**TO BE DONE**
The records that follow must be repeated verbatim, every one of them.

--- Begin MATERIAL PROVIDED ---

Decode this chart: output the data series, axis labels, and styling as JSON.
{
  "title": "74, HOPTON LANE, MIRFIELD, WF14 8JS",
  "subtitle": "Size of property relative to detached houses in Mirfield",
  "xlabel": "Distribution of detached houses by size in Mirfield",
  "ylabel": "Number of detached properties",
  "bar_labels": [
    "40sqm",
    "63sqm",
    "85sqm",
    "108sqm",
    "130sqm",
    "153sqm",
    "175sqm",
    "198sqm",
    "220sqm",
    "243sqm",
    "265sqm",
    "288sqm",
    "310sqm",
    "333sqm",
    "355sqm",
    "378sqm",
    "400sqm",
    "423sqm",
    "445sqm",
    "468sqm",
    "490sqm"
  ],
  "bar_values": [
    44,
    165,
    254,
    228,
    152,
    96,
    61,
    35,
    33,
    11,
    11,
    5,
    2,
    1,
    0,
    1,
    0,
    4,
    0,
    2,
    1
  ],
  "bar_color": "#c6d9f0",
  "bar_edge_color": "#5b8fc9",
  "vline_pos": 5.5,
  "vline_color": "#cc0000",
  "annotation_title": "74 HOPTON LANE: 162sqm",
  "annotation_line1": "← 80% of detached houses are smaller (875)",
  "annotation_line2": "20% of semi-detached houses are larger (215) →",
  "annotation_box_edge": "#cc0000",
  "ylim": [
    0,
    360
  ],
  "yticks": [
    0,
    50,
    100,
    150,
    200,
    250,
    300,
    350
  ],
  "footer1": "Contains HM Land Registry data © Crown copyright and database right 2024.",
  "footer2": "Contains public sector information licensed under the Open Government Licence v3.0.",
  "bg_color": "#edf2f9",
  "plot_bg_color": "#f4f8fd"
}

--- End MATERIAL PROVIDED ---

**THE OUTPUT**
Decode this chart: output the data series, axis labels, and styling as JSON.
{
  "title": "74, HOPTON LANE, MIRFIELD, WF14 8JS",
  "subtitle": "Size of property relative to detached houses in Mirfield",
  "xlabel": "Distribution of detached houses by size in Mirfield",
  "ylabel": "Number of detached properties",
  "bar_labels": [
    "40sqm",
    "63sqm",
    "85sqm",
    "108sqm",
    "130sqm",
    "153sqm",
    "175sqm",
    "198sqm",
    "220sqm",
    "243sqm",
    "265sqm",
    "288sqm",
    "310sqm",
    "333sqm",
    "355sqm",
    "378sqm",
    "400sqm",
    "423sqm",
    "445sqm",
    "468sqm",
    "490sqm"
  ],
  "bar_values": [
    44,
    165,
    254,
    228,
    152,
    96,
    61,
    35,
    33,
    11,
    11,
    5,
    2,
    1,
    0,
    1,
    0,
    4,
    0,
    2,
    1
  ],
  "bar_color": "#c6d9f0",
  "bar_edge_color": "#5b8fc9",
  "vline_pos": 5.5,
  "vline_color": "#cc0000",
  "annotation_title": "74 HOPTON LANE: 162sqm",
  "annotation_line1": "← 80% of detached houses are smaller (875)",
  "annotation_line2": "20% of semi-detached houses are larger (215) →",
  "annotation_box_edge": "#cc0000",
  "ylim": [
    0,
    360
  ],
  "yticks": [
    0,
    50,
    100,
    150,
    200,
    250,
    300,
    350
  ],
  "footer1": "Contains HM Land Registry data © Crown copyright and database right 2024.",
  "footer2": "Contains public sector information licensed under the Open Government Licence v3.0.",
  "bg_color": "#edf2f9",
  "plot_bg_color": "#f4f8fd"
}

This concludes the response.